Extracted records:
+===+

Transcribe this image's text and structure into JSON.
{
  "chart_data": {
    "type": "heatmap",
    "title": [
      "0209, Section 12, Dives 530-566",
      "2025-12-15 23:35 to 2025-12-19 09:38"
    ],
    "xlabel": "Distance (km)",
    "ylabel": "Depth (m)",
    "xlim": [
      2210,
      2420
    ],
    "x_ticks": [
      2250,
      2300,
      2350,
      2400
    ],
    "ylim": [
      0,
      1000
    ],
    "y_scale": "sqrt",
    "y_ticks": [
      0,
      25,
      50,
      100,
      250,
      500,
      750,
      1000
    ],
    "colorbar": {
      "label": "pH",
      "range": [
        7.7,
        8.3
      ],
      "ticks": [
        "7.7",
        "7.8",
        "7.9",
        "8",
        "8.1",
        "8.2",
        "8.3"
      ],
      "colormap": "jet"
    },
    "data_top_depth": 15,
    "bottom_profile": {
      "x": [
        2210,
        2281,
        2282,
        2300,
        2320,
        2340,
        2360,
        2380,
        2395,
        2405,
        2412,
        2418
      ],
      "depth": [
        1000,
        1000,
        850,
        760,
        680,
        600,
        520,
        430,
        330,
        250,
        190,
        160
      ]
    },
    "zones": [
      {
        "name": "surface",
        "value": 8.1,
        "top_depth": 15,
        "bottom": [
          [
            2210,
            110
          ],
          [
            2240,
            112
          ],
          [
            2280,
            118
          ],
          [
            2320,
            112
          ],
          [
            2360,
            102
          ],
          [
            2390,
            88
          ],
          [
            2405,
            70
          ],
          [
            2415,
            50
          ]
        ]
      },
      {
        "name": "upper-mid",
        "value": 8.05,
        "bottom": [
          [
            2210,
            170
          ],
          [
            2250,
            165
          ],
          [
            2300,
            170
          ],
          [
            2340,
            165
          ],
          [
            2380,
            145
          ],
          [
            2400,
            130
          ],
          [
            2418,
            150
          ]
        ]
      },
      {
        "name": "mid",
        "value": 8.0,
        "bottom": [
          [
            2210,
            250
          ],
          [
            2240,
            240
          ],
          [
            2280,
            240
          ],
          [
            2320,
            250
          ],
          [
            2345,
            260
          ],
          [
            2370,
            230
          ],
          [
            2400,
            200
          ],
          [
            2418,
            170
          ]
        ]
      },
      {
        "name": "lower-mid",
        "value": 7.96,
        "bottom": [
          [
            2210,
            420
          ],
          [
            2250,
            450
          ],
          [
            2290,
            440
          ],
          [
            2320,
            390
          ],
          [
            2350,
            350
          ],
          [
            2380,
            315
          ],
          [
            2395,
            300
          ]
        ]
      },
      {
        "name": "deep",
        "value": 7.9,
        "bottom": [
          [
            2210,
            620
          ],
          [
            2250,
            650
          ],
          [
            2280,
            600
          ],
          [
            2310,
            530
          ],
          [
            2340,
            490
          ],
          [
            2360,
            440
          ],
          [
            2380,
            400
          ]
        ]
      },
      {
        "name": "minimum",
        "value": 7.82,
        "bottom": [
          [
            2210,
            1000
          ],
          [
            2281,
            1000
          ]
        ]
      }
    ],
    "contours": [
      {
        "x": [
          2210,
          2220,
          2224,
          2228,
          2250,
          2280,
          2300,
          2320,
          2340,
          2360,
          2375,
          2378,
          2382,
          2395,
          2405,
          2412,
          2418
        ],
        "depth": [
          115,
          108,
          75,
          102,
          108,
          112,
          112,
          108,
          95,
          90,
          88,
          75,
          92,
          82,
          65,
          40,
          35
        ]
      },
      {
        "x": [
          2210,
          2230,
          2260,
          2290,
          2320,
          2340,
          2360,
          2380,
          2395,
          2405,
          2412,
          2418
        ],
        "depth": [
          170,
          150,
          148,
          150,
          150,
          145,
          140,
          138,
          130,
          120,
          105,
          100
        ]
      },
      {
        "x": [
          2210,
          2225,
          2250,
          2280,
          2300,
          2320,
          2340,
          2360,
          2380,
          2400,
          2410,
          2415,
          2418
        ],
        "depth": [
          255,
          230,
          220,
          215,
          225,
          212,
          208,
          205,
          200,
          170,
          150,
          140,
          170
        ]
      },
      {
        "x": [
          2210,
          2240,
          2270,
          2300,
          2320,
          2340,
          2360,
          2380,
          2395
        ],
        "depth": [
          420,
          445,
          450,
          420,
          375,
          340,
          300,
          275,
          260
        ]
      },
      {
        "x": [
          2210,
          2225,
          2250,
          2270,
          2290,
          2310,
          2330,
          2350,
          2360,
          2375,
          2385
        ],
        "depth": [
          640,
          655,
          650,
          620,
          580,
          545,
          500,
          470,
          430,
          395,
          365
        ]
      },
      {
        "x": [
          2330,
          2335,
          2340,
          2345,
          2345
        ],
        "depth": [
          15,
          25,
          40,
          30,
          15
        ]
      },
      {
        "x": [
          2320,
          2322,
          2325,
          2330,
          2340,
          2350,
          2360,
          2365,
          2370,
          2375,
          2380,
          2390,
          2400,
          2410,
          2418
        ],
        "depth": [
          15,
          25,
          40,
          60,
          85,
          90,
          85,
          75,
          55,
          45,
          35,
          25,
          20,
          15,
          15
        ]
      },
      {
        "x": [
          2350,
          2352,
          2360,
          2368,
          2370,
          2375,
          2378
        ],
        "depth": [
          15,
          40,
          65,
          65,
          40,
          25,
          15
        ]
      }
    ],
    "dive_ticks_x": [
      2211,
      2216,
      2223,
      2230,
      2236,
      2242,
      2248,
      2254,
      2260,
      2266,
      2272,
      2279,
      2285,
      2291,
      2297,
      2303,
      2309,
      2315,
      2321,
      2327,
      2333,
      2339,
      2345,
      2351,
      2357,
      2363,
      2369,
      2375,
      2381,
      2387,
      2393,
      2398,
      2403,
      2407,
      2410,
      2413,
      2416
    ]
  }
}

+===+

_Task goal_
Make an exact copy of the material above.

_Exercise output_
Transcribe this image's text and structure into JSON.
{
  "chart_data": {
    "type": "heatmap",
    "title": [
      "0209, Section 12, Dives 530-566",
      "2025-12-15 23:35 to 2025-12-19 09:38"
    ],
    "xlabel": "Distance (km)",
    "ylabel": "Depth (m)",
    "xlim": [
      2210,
      2420
    ],
    "x_ticks": [
      2250,
      2300,
      2350,
      2400
    ],
    "ylim": [
      0,
      1000
    ],
    "y_scale": "sqrt",
    "y_ticks": [
      0,
      25,
      50,
      100,
      250,
      500,
      750,
      1000
    ],
    "colorbar": {
      "label": "pH",
      "range": [
        7.7,
        8.3
      ],
      "ticks": [
        "7.7",
        "7.8",
        "7.9",
        "8",
        "8.1",
        "8.2",
        "8.3"
      ],
      "colormap": "jet"
    },
    "data_top_depth": 15,
    "bottom_profile": {
      "x": [
        2210,
        2281,
        2282,
        2300,
        2320,
        2340,
        2360,
        2380,
        2395,
        2405,
        2412,
        2418
      ],
      "depth": [
        1000,
        1000,
        850,
        760,
        680,
        600,
        520,
        430,
        330,
        250,
        190,
        160
      ]
    },
    "zones": [
      {
        "name": "surface",
        "value": 8.1,
        "top_depth": 15,
        "bottom": [
          [
            2210,
            110
          ],
          [
            2240,
            112
          ],
          [
            2280,
            118
          ],
          [
            2320,
            112
          ],
          [
            2360,
            102
          ],
          [
            2390,
            88
          ],
          [
            2405,
            70
          ],
          [
            2415,
            50
          ]
        ]
      },
      {
        "name": "upper-mid",
        "value": 8.05,
        "bottom": [
          [
            2210,
            170
          ],
          [
            2250,
            165
          ],
          [
            2300,
            170
          ],
          [
            2340,
            165
          ],
          [
            2380,
            145
          ],
          [
            2400,
            130
          ],
          [
            2418,
            150
          ]
        ]
      },
      {
        "name": "mid",
        "value": 8.0,
        "bottom": [
          [
            2210,
            250
          ],
          [
            2240,
            240
          ],
          [
            2280,
            240
          ],
          [
            2320,
            250
          ],
          [
            2345,
            260
          ],
          [
            2370,
            230
          ],
          [
            2400,
            200
          ],
          [
            2418,
            170
          ]
        ]
      },
      {
        "name": "lower-mid",
        "value": 7.96,
        "bottom": [
          [
            2210,
            420
          ],
          [
            2250,
            450
          ],
          [
            2290,
            440
          ],
          [
            2320,
            390
          ],
          [
            2350,
            350
          ],
          [
            2380,
            315
          ],
          [
            2395,
            300
          ]
        ]
      },
      {
        "name": "deep",
        "value": 7.9,
        "bottom": [
          [
            2210,
            620
          ],
          [
            2250,
            650
          ],
          [
            2280,
            600
          ],
          [
            2310,
            530
          ],
          [
            2340,
            490
          ],
          [
            2360,
            440
          ],
          [
            2380,
            400
          ]
        ]
      },
      {
        "name": "minimum",
        "value": 7.82,
        "bottom": [
          [
            2210,
            1000
          ],
          [
            2281,
            1000
          ]
        ]
      }
    ],
    "contours": [
      {
        "x": [
          2210,
          2220,
          2224,
          2228,
          2250,
          2280,
          2300,
          2320,
          2340,
          2360,
          2375,
          2378,
          2382,
          2395,
          2405,
          2412,
          2418
        ],
        "depth": [
          115,
          108,
          75,
          102,
          108,
          112,
          112,
          108,
          95,
          90,
          88,
          75,
          92,
          82,
          65,
          40,
          35
        ]
      },
      {
        "x": [
          2210,
          2230,
          2260,
          2290,
          2320,
          2340,
          2360,
          2380,
          2395,
          2405,
          2412,
          2418
        ],
        "depth": [
          170,
          150,
          148,
          150,
          150,
          145,
          140,
          138,
          130,
          120,
          105,
          100
        ]
      },
      {
        "x": [
          2210,
          2225,
          2250,
          2280,
          2300,
          2320,
          2340,
          2360,
          2380,
          2400,
          2410,
          2415,
          2418
        ],
        "depth": [
          255,
          230,
          220,
          215,
          225,
          212,
          208,
          205,
          200,
          170,
          150,
          140,
          170
        ]
      },
      {
        "x": [
          2210,
          2240,
          2270,
          2300,
          2320,
          2340,
          2360,
          2380,
          2395
        ],
        "depth": [
          420,
          445,
          450,
          420,
          375,
          340,
          300,
          275,
          260
        ]
      },
      {
        "x": [
          2210,
          2225,
          2250,
          2270,
          2290,
          2310,
          2330,
          2350,
          2360,
          2375,
          2385
        ],
        "depth": [
          640,
          655,
          650,
          620,
          580,
          545,
          500,
          470,
          430,
          395,
          365
        ]
      },
      {
        "x": [
          2330,
          2335,
          2340,
          2345,
          2345
        ],
        "depth": [
          15,
          25,
          40,
          30,
          15
        ]
      },
      {
        "x": [
          2320,
          2322,
          2325,
          2330,
          2340,
          2350,
          2360,
          2365,
          2370,
          2375,
          2380,
          2390,
          2400,
          2410,
          2418
        ],
        "depth": [
          15,
          25,
          40,
          60,
          85,
          90,
          85,
          75,
          55,
          45,
          35,
          25,
          20,
          15,
          15
        ]
      },
      {
        "x": [
          2350,
          2352,
          2360,
          2368,
          2370,
          2375,
          2378
        ],
        "depth": [
          15,
          40,
          65,
          65,
          40,
          25,
          15
        ]
      }
    ],
    "dive_ticks_x": [
      2211,
      2216,
      2223,
      2230,
      2236,
      2242,
      2248,
      2254,
      2260,
      2266,
      2272,
      2279,
      2285,
      2291,
      2297,
      2303,
      2309,
      2315,
      2321,
      2327,
      2333,
      2339,
      2345,
      2351,
      2357,
      2363,
      2369,
      2375,
      2381,
      2387,
      2393,
      2398,
      2403,
      2407,
      2410,
      2413,
      2416
    ]
  }
}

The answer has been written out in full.